_Given request_
All of the material below is to be restated word for word, apart from the pictures.

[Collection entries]
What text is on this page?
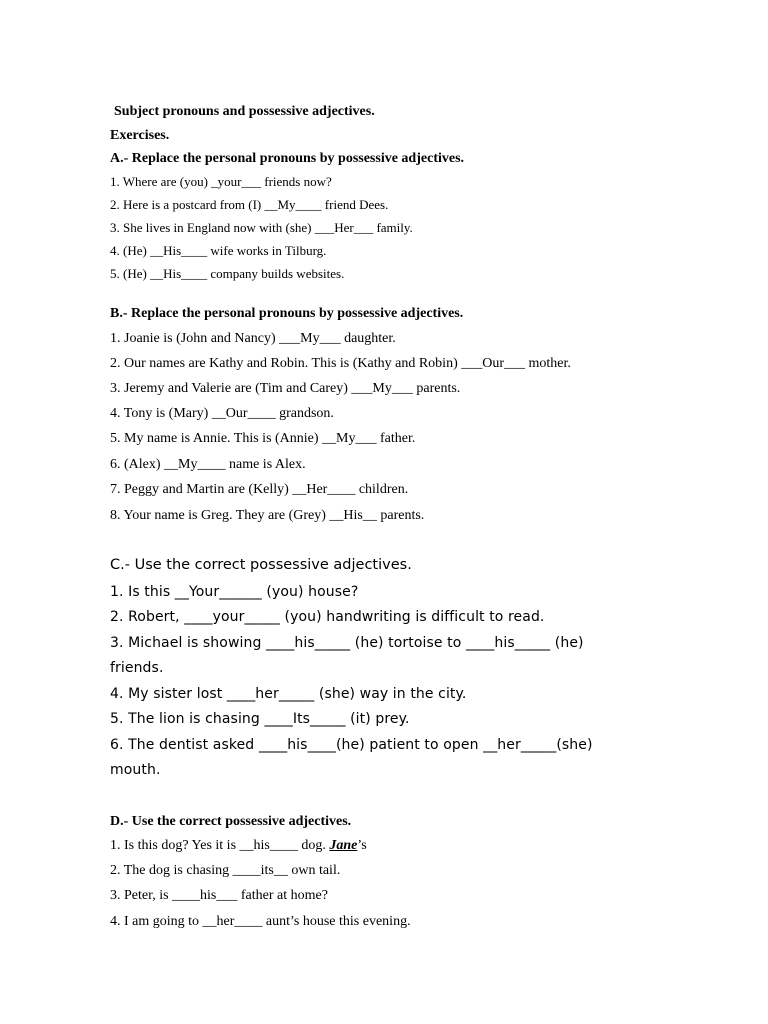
Subject pronouns and possessive adjectives.
Exercises.
A.- Replace the personal pronouns by possessive adjectives.
1. Where are (you) _your___ friends now?
2. Here is a postcard from (I) __My____ friend Dees.
3. She lives in England now with (she) ___Her___ family.
4. (He) __His____ wife works in Tilburg.
5. (He) __His____ company builds websites.
B.- Replace the personal pronouns by possessive adjectives.
1. Joanie is (John and Nancy) ___My___ daughter.
2. Our names are Kathy and Robin. This is (Kathy and Robin) ___Our___ mother.
3. Jeremy and Valerie are (Tim and Carey) ___My___ parents.
4. Tony is (Mary) __Our____ grandson.
5. My name is Annie. This is (Annie) __My___ father.
6. (Alex) __My____ name is Alex.
7. Peggy and Martin are (Kelly) __Her____ children.
8. Your name is Greg. They are (Grey) __His__ parents.
C.- Use the correct possessive adjectives.
1. Is this __Your______ (you) house?
2. Robert, ____your_____ (you) handwriting is difficult to read.
3. Michael is showing ____his_____ (he) tortoise to ____his_____ (he)
friends.
4. My sister lost ____her_____ (she) way in the city.
5. The lion is chasing ____Its_____ (it) prey.
6. The dentist asked ____his____(he) patient to open __her_____(she)
mouth.
D.- Use the correct possessive adjectives.
1. Is this dog? Yes it is __his____ dog. Jane’s
2. The dog is chasing ____its__ own tail.
3. Peter, is ____his___ father at home?
4. I am going to __her____ aunt’s house this evening.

_Solution to the problem_
What text is on this page?
Subject pronouns and possessive adjectives.
Exercises.
A.- Replace the personal pronouns by possessive adjectives.
1. Where are (you) _your___ friends now?
2. Here is a postcard from (I) __My____ friend Dees.
3. She lives in England now with (she) ___Her___ family.
4. (He) __His____ wife works in Tilburg.
5. (He) __His____ company builds websites.
B.- Replace the personal pronouns by possessive adjectives.
1. Joanie is (John and Nancy) ___My___ daughter.
2. Our names are Kathy and Robin. This is (Kathy and Robin) ___Our___ mother.
3. Jeremy and Valerie are (Tim and Carey) ___My___ parents.
4. Tony is (Mary) __Our____ grandson.
5. My name is Annie. This is (Annie) __My___ father.
6. (Alex) __My____ name is Alex.
7. Peggy and Martin are (Kelly) __Her____ children.
8. Your name is Greg. They are (Grey) __His__ parents.
C.- Use the correct possessive adjectives.
1. Is this __Your______ (you) house?
2. Robert, ____your_____ (you) handwriting is difficult to read.
3. Michael is showing ____his_____ (he) tortoise to ____his_____ (he)
friends.
4. My sister lost ____her_____ (she) way in the city.
5. The lion is chasing ____Its_____ (it) prey.
6. The dentist asked ____his____(he) patient to open __her_____(she)
mouth.
D.- Use the correct possessive adjectives.
1. Is this dog? Yes it is __his____ dog. Jane’s
2. The dog is chasing ____its__ own tail.
3. Peter, is ____his___ father at home?
4. I am going to __her____ aunt’s house this evening.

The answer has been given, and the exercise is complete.